== MATERIAL FOR THIS TASK ==

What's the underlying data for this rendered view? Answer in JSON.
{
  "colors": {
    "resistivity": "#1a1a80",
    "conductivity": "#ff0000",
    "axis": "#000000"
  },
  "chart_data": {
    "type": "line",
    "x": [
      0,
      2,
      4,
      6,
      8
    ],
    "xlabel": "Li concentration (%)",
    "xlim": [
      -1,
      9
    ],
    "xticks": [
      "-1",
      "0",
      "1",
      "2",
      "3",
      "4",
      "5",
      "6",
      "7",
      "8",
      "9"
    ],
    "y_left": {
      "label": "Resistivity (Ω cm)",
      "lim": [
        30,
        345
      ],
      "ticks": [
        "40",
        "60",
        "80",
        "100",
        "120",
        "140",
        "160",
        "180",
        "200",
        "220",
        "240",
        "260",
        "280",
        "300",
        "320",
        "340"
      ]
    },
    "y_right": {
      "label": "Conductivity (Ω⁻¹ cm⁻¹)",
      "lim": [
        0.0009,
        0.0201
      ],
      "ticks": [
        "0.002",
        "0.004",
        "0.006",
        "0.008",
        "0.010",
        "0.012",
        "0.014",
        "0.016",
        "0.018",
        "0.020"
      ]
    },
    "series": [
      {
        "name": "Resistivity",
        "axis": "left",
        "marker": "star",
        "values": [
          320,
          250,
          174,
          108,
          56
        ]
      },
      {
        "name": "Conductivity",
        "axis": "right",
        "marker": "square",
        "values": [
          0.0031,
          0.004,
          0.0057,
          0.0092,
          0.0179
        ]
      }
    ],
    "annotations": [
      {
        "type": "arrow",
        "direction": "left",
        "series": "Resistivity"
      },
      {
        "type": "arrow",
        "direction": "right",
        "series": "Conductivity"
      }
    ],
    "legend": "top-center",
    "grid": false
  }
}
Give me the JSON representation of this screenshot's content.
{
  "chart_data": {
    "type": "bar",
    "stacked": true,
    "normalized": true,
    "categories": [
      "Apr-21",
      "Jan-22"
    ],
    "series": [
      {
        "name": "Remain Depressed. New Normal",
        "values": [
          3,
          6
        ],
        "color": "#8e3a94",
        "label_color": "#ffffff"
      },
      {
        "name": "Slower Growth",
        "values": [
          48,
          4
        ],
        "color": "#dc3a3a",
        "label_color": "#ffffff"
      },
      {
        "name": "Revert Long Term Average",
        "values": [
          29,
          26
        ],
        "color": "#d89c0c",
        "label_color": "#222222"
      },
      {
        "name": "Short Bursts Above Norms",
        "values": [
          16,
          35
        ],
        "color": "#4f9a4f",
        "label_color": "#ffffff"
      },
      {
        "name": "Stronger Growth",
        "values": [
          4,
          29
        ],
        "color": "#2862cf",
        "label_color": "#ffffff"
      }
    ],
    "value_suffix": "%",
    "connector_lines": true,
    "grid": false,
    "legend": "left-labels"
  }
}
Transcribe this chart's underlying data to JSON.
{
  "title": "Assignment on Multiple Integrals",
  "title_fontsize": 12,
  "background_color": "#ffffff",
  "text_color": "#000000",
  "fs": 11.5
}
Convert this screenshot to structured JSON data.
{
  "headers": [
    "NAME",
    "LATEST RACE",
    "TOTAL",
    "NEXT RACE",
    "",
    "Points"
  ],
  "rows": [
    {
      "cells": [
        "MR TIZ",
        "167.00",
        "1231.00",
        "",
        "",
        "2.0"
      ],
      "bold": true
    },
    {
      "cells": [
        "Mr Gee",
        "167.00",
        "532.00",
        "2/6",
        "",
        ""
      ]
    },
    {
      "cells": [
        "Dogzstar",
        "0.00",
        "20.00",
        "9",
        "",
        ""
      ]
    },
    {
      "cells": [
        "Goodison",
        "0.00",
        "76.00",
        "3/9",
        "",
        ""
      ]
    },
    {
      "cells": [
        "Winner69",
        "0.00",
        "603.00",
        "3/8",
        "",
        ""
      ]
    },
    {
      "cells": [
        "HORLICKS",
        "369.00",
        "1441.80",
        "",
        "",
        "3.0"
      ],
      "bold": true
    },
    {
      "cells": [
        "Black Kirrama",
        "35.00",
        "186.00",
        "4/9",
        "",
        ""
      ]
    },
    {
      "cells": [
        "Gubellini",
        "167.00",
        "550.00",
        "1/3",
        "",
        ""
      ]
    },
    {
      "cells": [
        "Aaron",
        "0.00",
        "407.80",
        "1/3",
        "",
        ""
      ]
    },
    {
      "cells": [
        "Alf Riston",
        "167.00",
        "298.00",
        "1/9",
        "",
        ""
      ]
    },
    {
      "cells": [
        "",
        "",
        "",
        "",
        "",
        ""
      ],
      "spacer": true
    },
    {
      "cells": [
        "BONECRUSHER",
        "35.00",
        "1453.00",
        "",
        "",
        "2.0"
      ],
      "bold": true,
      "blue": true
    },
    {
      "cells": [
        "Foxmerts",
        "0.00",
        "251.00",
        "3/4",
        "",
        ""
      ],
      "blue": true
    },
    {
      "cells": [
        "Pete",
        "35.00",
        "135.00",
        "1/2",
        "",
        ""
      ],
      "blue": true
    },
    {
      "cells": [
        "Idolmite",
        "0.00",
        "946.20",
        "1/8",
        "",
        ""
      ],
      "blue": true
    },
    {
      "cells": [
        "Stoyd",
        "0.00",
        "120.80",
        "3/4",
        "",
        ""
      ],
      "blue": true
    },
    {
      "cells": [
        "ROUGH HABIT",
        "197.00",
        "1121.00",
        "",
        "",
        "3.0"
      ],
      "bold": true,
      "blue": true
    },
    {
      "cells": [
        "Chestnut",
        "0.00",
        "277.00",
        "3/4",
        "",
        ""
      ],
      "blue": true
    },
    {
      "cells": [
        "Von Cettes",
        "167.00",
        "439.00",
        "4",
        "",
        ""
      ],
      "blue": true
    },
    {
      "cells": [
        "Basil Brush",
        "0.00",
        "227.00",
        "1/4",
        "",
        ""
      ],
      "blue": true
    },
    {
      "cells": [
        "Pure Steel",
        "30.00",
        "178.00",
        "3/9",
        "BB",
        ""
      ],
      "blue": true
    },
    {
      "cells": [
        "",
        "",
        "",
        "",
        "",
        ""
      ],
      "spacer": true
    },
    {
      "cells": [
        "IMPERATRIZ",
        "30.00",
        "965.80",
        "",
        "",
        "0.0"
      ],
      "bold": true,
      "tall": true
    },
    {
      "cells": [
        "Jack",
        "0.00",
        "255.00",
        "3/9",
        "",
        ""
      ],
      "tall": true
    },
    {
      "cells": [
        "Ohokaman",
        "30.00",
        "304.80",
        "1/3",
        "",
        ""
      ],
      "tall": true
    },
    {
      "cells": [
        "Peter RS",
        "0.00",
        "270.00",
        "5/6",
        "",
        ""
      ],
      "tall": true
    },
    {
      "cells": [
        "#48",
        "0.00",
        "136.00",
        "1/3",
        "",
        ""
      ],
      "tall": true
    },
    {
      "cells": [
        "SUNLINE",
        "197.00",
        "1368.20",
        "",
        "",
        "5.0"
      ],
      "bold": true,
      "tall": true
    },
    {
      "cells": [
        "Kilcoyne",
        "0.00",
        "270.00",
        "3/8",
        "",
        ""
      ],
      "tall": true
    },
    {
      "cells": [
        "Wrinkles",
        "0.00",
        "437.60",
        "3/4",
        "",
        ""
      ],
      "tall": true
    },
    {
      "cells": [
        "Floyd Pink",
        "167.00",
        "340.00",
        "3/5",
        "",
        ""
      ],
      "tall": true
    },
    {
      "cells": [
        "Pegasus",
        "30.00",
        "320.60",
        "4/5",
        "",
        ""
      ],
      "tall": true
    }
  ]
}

== EXERCISE ==
Restate every line of the data word for word.

== EXPECTED ANSWER ==
What's the underlying data for this rendered view? Answer in JSON.
{
  "colors": {
    "resistivity": "#1a1a80",
    "conductivity": "#ff0000",
    "axis": "#000000"
  },
  "chart_data": {
    "type": "line",
    "x": [
      0,
      2,
      4,
      6,
      8
    ],
    "xlabel": "Li concentration (%)",
    "xlim": [
      -1,
      9
    ],
    "xticks": [
      "-1",
      "0",
      "1",
      "2",
      "3",
      "4",
      "5",
      "6",
      "7",
      "8",
      "9"
    ],
    "y_left": {
      "label": "Resistivity (Ω cm)",
      "lim": [
        30,
        345
      ],
      "ticks": [
        "40",
        "60",
        "80",
        "100",
        "120",
        "140",
        "160",
        "180",
        "200",
        "220",
        "240",
        "260",
        "280",
        "300",
        "320",
        "340"
      ]
    },
    "y_right": {
      "label": "Conductivity (Ω⁻¹ cm⁻¹)",
      "lim": [
        0.0009,
        0.0201
      ],
      "ticks": [
        "0.002",
        "0.004",
        "0.006",
        "0.008",
        "0.010",
        "0.012",
        "0.014",
        "0.016",
        "0.018",
        "0.020"
      ]
    },
    "series": [
      {
        "name": "Resistivity",
        "axis": "left",
        "marker": "star",
        "values": [
          320,
          250,
          174,
          108,
          56
        ]
      },
      {
        "name": "Conductivity",
        "axis": "right",
        "marker": "square",
        "values": [
          0.0031,
          0.004,
          0.0057,
          0.0092,
          0.0179
        ]
      }
    ],
    "annotations": [
      {
        "type": "arrow",
        "direction": "left",
        "series": "Resistivity"
      },
      {
        "type": "arrow",
        "direction": "right",
        "series": "Conductivity"
      }
    ],
    "legend": "top-center",
    "grid": false
  }
}
Give me the JSON representation of this screenshot's content.
{
  "chart_data": {
    "type": "bar",
    "stacked": true,
    "normalized": true,
    "categories": [
      "Apr-21",
      "Jan-22"
    ],
    "series": [
      {
        "name": "Remain Depressed. New Normal",
        "values": [
          3,
          6
        ],
        "color": "#8e3a94",
        "label_color": "#ffffff"
      },
      {
        "name": "Slower Growth",
        "values": [
          48,
          4
        ],
        "color": "#dc3a3a",
        "label_color": "#ffffff"
      },
      {
        "name": "Revert Long Term Average",
        "values": [
          29,
          26
        ],
        "color": "#d89c0c",
        "label_color": "#222222"
      },
      {
        "name": "Short Bursts Above Norms",
        "values": [
          16,
          35
        ],
        "color": "#4f9a4f",
        "label_color": "#ffffff"
      },
      {
        "name": "Stronger Growth",
        "values": [
          4,
          29
        ],
        "color": "#2862cf",
        "label_color": "#ffffff"
      }
    ],
    "value_suffix": "%",
    "connector_lines": true,
    "grid": false,
    "legend": "left-labels"
  }
}
Transcribe this chart's underlying data to JSON.
{
  "title": "Assignment on Multiple Integrals",
  "title_fontsize": 12,
  "background_color": "#ffffff",
  "text_color": "#000000",
  "fs": 11.5
}
Convert this screenshot to structured JSON data.
{
  "headers": [
    "NAME",
    "LATEST RACE",
    "TOTAL",
    "NEXT RACE",
    "",
    "Points"
  ],
  "rows": [
    {
      "cells": [
        "MR TIZ",
        "167.00",
        "1231.00",
        "",
        "",
        "2.0"
      ],
      "bold": true
    },
    {
      "cells": [
        "Mr Gee",
        "167.00",
        "532.00",
        "2/6",
        "",
        ""
      ]
    },
    {
      "cells": [
        "Dogzstar",
        "0.00",
        "20.00",
        "9",
        "",
        ""
      ]
    },
    {
      "cells": [
        "Goodison",
        "0.00",
        "76.00",
        "3/9",
        "",
        ""
      ]
    },
    {
      "cells": [
        "Winner69",
        "0.00",
        "603.00",
        "3/8",
        "",
        ""
      ]
    },
    {
      "cells": [
        "HORLICKS",
        "369.00",
        "1441.80",
        "",
        "",
        "3.0"
      ],
      "bold": true
    },
    {
      "cells": [
        "Black Kirrama",
        "35.00",
        "186.00",
        "4/9",
        "",
        ""
      ]
    },
    {
      "cells": [
        "Gubellini",
        "167.00",
        "550.00",
        "1/3",
        "",
        ""
      ]
    },
    {
      "cells": [
        "Aaron",
        "0.00",
        "407.80",
        "1/3",
        "",
        ""
      ]
    },
    {
      "cells": [
        "Alf Riston",
        "167.00",
        "298.00",
        "1/9",
        "",
        ""
      ]
    },
    {
      "cells": [
        "",
        "",
        "",
        "",
        "",
        ""
      ],
      "spacer": true
    },
    {
      "cells": [
        "BONECRUSHER",
        "35.00",
        "1453.00",
        "",
        "",
        "2.0"
      ],
      "bold": true,
      "blue": true
    },
    {
      "cells": [
        "Foxmerts",
        "0.00",
        "251.00",
        "3/4",
        "",
        ""
      ],
      "blue": true
    },
    {
      "cells": [
        "Pete",
        "35.00",
        "135.00",
        "1/2",
        "",
        ""
      ],
      "blue": true
    },
    {
      "cells": [
        "Idolmite",
        "0.00",
        "946.20",
        "1/8",
        "",
        ""
      ],
      "blue": true
    },
    {
      "cells": [
        "Stoyd",
        "0.00",
        "120.80",
        "3/4",
        "",
        ""
      ],
      "blue": true
    },
    {
      "cells": [
        "ROUGH HABIT",
        "197.00",
        "1121.00",
        "",
        "",
        "3.0"
      ],
      "bold": true,
      "blue": true
    },
    {
      "cells": [
        "Chestnut",
        "0.00",
        "277.00",
        "3/4",
        "",
        ""
      ],
      "blue": true
    },
    {
      "cells": [
        "Von Cettes",
        "167.00",
        "439.00",
        "4",
        "",
        ""
      ],
      "blue": true
    },
    {
      "cells": [
        "Basil Brush",
        "0.00",
        "227.00",
        "1/4",
        "",
        ""
      ],
      "blue": true
    },
    {
      "cells": [
        "Pure Steel",
        "30.00",
        "178.00",
        "3/9",
        "BB",
        ""
      ],
      "blue": true
    },
    {
      "cells": [
        "",
        "",
        "",
        "",
        "",
        ""
      ],
      "spacer": true
    },
    {
      "cells": [
        "IMPERATRIZ",
        "30.00",
        "965.80",
        "",
        "",
        "0.0"
      ],
      "bold": true,
      "tall": true
    },
    {
      "cells": [
        "Jack",
        "0.00",
        "255.00",
        "3/9",
        "",
        ""
      ],
      "tall": true
    },
    {
      "cells": [
        "Ohokaman",
        "30.00",
        "304.80",
        "1/3",
        "",
        ""
      ],
      "tall": true
    },
    {
      "cells": [
        "Peter RS",
        "0.00",
        "270.00",
        "5/6",
        "",
        ""
      ],
      "tall": true
    },
    {
      "cells": [
        "#48",
        "0.00",
        "136.00",
        "1/3",
        "",
        ""
      ],
      "tall": true
    },
    {
      "cells": [
        "SUNLINE",
        "197.00",
        "1368.20",
        "",
        "",
        "5.0"
      ],
      "bold": true,
      "tall": true
    },
    {
      "cells": [
        "Kilcoyne",
        "0.00",
        "270.00",
        "3/8",
        "",
        ""
      ],
      "tall": true
    },
    {
      "cells": [
        "Wrinkles",
        "0.00",
        "437.60",
        "3/4",
        "",
        ""
      ],
      "tall": true
    },
    {
      "cells": [
        "Floyd Pink",
        "167.00",
        "340.00",
        "3/5",
        "",
        ""
      ],
      "tall": true
    },
    {
      "cells": [
        "Pegasus",
        "30.00",
        "320.60",
        "4/5",
        "",
        ""
      ],
      "tall": true
    }
  ]
}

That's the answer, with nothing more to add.